### WHAT IS NEEDED
Looking through the listing, how many of its lines hold the word "Assessment"? Answer with only the number.

----

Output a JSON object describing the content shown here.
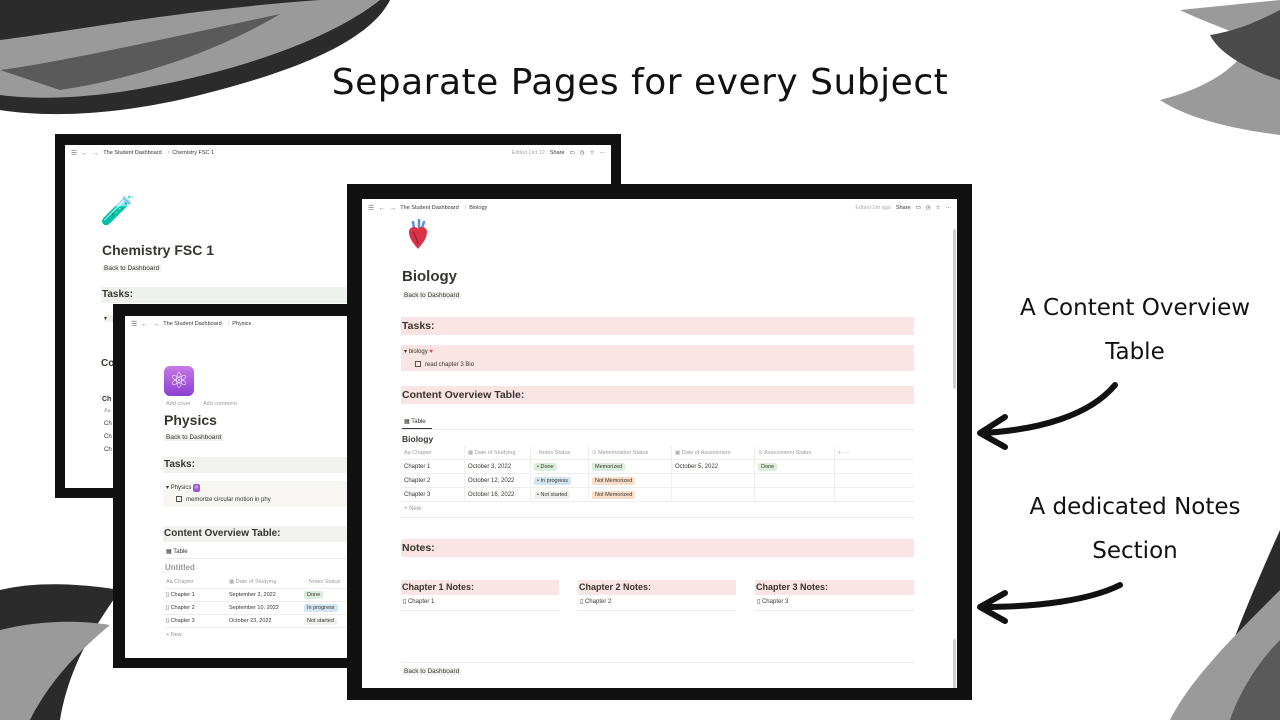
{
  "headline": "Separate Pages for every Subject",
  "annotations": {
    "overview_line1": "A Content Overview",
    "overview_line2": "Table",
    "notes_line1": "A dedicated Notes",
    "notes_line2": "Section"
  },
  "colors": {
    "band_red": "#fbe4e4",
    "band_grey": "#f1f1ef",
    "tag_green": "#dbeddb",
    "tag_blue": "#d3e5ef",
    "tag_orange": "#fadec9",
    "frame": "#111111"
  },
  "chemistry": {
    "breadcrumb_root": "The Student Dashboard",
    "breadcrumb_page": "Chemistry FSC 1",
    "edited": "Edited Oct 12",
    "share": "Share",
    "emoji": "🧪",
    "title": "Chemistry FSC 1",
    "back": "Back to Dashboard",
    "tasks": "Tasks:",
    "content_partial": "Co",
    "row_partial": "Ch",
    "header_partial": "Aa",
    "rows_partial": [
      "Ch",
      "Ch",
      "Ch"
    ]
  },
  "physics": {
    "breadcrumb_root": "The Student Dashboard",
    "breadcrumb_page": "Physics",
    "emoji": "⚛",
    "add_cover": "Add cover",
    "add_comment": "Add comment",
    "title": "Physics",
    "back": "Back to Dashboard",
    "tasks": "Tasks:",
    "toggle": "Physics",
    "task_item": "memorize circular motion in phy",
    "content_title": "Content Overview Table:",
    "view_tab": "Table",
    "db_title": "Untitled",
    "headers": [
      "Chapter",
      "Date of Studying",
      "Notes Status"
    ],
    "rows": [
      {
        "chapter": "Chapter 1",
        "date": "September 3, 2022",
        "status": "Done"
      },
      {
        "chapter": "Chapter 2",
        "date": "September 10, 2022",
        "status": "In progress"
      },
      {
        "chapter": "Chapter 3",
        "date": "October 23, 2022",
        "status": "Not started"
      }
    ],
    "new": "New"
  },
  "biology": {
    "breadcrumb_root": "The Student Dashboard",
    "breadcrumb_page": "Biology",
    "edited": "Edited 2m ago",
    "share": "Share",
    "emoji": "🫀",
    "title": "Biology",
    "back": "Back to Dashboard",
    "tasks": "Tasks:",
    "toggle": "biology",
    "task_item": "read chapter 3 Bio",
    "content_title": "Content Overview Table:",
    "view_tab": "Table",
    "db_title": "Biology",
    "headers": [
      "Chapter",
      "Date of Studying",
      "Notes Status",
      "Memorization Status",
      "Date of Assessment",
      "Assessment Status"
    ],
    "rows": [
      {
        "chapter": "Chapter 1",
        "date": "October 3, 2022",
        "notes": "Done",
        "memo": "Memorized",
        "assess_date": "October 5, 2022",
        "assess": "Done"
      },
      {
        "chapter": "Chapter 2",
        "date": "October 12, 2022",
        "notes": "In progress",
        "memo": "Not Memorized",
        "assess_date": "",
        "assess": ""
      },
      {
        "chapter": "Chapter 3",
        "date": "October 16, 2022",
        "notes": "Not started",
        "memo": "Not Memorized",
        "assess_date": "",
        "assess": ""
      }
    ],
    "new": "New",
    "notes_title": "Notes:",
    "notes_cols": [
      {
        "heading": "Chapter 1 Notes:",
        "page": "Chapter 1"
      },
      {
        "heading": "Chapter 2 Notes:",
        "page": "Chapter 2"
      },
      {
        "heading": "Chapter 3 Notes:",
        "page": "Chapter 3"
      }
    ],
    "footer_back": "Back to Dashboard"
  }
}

----

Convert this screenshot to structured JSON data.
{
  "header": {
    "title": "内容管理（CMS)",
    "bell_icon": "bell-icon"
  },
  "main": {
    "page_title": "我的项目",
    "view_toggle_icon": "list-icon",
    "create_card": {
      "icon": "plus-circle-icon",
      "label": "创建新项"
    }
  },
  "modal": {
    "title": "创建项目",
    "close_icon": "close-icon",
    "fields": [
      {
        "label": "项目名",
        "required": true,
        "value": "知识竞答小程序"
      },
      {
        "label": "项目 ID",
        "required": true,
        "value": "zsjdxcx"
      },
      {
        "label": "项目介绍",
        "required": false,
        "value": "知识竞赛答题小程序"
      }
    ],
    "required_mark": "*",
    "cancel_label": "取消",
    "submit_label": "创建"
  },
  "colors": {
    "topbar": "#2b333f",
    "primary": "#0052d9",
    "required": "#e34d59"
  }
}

----

### ANSWER TO THIS TASK
2